Staff Summary of Public Testimony (Appropriations):
(In support) A strong take-back program will save many lives. The economic costs of the loss of lives is dramatic. In 2015 hundreds of individuals committed suicide by poisoning, and the cost of these suicides for one year is in the hundreds of millions of dollars. Many suicide attempts involving medication require hospitalization. The pharmaceutical industry has a high profit margin and should take responsibility in bearing the cost of suicides. A universal program in Washington will save many lives, money, and emotional distress for thousands of families. A drug take-back program has been in operation in Snohomish County since 2010. The amount of drugs returned is a burden on law enforcement; it takes two people to transport the drugs to an incinerator either outside of the state or to Spokane to dispose of the drugs properly. The pharmaceutical companies have come up with solutions, but some of the solutions violate county laws. The drug take-back program needs to be statewide and consistent throughout.

=-=-=

### Exercise description
Extend the summary of public testimony on the drug take-back program above, picking up after its final sentence.

=-=-=

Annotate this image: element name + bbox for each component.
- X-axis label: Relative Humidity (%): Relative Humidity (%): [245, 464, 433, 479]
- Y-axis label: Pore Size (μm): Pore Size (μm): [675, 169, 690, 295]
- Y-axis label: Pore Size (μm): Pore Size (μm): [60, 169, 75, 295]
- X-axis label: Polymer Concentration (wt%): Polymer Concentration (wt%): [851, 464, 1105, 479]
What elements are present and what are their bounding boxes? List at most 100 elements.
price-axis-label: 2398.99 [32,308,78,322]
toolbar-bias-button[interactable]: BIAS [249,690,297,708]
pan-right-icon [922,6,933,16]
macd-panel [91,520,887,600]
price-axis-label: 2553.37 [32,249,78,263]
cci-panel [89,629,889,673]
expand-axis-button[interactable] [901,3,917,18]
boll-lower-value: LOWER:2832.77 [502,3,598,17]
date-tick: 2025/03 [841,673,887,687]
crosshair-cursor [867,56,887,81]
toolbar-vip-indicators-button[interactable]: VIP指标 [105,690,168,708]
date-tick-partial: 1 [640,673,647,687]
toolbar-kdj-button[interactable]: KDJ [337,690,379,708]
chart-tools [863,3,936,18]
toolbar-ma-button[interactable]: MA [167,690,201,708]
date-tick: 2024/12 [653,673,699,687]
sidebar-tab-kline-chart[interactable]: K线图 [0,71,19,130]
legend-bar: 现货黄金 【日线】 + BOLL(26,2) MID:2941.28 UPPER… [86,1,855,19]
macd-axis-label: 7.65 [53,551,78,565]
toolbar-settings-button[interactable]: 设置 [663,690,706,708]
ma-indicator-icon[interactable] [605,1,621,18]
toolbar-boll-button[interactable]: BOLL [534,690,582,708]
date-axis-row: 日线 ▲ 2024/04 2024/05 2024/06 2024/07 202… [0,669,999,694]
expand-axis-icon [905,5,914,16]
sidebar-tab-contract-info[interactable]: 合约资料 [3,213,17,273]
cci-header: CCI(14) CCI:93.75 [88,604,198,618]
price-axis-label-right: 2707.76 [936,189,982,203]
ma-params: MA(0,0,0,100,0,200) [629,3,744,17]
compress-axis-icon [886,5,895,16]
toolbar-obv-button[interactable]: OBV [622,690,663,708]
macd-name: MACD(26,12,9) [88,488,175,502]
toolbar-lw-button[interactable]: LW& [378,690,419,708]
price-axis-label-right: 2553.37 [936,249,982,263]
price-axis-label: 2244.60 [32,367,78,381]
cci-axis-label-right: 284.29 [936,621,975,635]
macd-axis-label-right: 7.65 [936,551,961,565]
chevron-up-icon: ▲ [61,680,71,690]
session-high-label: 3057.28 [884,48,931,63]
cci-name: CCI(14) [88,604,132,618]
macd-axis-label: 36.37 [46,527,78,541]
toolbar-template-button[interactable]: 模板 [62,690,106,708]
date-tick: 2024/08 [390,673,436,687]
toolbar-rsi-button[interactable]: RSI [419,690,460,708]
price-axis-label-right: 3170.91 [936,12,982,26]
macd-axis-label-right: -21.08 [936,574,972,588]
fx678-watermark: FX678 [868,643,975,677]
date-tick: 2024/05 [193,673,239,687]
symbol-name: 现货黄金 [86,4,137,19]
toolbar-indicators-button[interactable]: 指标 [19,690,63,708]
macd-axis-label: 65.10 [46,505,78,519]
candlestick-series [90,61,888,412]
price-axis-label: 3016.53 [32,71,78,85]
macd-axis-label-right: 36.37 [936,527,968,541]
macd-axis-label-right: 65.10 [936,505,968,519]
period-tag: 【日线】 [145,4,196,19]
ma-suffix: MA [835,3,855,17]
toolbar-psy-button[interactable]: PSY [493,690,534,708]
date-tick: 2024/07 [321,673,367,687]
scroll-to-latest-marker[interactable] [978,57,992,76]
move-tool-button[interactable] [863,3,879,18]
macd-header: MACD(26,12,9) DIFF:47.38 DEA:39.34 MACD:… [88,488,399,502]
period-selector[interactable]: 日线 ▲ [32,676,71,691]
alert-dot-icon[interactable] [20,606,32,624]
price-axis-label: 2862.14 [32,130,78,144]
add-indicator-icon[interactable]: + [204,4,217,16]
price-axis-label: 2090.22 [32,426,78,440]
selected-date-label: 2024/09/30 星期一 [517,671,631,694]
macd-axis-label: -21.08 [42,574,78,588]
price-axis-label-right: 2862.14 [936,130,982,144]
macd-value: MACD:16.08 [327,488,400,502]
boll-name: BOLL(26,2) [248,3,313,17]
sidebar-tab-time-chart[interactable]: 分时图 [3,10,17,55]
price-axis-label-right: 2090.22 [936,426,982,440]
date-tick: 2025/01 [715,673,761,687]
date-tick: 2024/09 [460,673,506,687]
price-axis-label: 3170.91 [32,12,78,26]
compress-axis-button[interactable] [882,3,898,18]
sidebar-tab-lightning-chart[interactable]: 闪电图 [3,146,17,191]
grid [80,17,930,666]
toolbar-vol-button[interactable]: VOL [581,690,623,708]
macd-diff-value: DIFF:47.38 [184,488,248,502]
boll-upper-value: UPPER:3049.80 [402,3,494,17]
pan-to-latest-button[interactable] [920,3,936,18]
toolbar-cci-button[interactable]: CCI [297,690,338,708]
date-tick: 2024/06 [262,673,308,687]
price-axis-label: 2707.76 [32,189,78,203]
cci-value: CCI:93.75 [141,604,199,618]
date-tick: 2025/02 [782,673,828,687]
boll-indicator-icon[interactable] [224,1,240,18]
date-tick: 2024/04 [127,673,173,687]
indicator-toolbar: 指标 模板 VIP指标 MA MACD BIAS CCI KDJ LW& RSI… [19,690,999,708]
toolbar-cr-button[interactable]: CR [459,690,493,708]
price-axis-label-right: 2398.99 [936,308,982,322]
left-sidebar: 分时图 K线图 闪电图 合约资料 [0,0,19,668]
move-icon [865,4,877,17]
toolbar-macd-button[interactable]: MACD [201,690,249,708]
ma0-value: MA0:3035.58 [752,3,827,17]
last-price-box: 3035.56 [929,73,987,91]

=-=-=

### Task answer
(Opposed) The employer community pays more than half of all state taxes. This bill places additional financial burdens on businesses and sets a dangerous precedent. It does not address the impact to business entities, and it may also create unintended consequences. This legislation does not create a safe or secure system for drug collection. Bills to address this issue have been before the Legislature for a number of years. There is no evidence that the drug take-back programs will address the drug abuse and opioid problem or remove environmental hazards. The programs cited in other states as examples are not statewide. This bill has unrealistic time frames and will incur costs that cannot be recovered. Over-the-counter drugs are often the first line of defense for families, and people keep these on hand. With many of the statewide programs for drug take-backs that have been proposed, the impact on over-the-counter drugs is disproportionate because of the sheer volume of these drugs that people have in their medicine cabinet. It makes sense to look at outcomes for counties before rolling out a statewide program. This take-back program will not achieve its goals. The cost is not shared fairly, and the entire burden is placed on one segment of the marketplace.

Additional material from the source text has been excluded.